* **Task instructions**
Isolate every line in the data with the string "Volksbank" and copy it.

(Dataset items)
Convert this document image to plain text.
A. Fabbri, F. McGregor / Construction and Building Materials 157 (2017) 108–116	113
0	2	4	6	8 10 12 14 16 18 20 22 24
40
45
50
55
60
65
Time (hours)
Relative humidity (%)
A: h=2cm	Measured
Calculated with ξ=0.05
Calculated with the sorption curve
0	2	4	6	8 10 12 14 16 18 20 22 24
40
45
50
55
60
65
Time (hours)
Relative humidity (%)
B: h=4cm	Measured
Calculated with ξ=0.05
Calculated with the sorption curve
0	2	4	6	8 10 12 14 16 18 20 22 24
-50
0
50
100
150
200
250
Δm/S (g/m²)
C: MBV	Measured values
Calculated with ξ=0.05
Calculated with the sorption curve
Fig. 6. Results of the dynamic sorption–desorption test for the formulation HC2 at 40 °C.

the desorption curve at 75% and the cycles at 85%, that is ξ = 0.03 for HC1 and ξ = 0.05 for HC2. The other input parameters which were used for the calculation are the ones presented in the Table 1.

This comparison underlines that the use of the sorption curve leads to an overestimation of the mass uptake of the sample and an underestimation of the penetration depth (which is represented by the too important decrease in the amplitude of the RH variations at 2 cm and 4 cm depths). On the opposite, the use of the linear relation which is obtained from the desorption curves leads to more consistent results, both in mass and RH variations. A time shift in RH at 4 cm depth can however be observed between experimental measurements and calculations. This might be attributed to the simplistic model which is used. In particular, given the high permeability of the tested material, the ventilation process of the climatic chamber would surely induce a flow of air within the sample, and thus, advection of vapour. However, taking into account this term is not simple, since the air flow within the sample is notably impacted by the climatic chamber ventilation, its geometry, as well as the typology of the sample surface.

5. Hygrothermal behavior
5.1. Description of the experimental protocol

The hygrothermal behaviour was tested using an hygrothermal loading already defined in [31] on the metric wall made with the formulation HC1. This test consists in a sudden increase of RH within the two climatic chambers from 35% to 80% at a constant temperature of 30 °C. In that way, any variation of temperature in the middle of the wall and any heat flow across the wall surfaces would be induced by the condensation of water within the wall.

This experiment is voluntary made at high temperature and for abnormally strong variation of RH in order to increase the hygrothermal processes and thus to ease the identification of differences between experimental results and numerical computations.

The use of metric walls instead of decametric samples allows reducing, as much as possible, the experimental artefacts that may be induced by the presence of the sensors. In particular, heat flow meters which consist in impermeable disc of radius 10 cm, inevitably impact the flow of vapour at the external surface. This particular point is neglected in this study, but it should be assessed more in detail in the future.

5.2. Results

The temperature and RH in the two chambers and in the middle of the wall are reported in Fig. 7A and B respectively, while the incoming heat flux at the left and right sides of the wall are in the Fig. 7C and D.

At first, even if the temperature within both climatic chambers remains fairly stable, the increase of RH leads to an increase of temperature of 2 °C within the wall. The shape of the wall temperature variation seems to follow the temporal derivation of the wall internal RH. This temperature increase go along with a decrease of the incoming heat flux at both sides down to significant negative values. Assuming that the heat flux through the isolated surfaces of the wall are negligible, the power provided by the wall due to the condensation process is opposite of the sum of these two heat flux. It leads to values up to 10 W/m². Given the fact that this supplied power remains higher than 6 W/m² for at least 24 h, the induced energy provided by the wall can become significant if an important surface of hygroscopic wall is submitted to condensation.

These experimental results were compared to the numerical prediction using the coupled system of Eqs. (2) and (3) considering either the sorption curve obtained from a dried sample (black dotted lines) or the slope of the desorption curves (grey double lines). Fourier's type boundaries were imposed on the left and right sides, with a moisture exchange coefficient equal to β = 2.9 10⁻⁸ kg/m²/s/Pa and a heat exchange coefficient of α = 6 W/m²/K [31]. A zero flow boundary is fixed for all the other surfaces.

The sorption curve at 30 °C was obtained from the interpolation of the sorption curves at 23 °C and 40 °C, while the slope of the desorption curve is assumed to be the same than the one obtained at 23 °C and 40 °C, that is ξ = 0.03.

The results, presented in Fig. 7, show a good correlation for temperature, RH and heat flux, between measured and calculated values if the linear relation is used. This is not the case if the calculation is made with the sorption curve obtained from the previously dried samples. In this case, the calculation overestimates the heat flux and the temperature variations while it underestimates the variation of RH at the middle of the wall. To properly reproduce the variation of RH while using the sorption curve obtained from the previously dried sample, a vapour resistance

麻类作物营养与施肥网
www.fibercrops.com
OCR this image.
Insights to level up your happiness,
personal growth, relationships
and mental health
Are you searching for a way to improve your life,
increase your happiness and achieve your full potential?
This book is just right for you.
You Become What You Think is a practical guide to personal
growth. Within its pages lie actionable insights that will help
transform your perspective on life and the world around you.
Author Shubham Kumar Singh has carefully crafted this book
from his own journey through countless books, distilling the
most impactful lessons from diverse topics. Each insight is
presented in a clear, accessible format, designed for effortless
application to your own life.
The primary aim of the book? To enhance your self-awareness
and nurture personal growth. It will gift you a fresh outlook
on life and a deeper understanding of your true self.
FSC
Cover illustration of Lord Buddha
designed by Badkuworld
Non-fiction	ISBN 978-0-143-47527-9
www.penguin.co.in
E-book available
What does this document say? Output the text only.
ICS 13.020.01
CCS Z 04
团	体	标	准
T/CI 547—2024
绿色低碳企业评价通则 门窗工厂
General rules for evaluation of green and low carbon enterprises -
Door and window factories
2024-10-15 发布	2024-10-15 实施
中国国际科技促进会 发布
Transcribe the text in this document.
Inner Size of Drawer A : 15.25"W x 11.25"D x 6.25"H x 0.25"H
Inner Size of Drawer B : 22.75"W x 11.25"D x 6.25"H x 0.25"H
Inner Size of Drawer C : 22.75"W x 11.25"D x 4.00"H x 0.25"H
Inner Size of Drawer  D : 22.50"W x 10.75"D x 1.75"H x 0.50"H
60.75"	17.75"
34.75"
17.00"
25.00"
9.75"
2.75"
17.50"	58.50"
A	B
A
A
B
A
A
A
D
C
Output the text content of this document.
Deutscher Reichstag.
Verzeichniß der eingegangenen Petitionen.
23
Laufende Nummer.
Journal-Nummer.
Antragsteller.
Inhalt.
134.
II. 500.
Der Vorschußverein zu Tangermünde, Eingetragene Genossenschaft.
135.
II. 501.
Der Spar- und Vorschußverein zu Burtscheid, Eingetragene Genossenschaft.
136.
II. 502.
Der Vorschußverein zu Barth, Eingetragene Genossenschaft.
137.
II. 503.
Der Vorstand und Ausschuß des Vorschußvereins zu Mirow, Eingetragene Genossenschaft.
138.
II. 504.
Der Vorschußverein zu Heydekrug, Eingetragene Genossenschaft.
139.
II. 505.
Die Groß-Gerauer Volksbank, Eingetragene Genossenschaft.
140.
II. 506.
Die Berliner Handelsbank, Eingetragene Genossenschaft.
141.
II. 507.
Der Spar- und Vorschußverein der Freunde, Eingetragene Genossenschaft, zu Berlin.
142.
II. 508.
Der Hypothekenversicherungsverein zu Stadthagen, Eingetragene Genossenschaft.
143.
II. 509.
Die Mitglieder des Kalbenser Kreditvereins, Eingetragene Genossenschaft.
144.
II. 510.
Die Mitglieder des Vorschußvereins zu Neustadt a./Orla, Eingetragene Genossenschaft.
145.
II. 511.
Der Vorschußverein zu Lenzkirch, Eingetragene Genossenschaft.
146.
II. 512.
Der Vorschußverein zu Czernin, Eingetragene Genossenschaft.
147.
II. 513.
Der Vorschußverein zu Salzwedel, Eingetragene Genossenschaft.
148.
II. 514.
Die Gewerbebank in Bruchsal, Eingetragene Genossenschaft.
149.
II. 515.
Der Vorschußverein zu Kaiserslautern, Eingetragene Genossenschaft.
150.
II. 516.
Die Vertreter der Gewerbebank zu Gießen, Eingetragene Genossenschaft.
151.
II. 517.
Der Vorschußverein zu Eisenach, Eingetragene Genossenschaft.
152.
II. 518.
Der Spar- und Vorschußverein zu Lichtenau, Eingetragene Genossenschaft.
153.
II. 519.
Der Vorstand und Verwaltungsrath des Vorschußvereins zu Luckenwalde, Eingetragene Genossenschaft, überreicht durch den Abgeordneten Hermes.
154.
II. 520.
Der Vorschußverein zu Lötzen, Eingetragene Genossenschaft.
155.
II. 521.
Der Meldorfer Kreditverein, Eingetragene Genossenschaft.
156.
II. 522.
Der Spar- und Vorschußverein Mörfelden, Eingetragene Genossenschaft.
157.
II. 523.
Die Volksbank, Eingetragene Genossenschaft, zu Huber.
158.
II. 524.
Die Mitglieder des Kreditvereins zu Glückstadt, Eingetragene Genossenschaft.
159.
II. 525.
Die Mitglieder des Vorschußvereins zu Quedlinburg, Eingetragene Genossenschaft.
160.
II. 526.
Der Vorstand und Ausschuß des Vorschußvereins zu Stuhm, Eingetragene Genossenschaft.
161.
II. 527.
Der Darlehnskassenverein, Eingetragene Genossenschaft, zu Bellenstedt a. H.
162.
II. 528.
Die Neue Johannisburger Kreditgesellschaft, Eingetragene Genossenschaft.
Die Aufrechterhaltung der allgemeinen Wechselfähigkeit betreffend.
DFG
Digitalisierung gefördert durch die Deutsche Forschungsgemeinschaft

* **Response to this task**
Die Groß-Gerauer Volksbank, Eingetragene Genossenschaft.
Die Volksbank, Eingetragene Genossenschaft, zu Huber.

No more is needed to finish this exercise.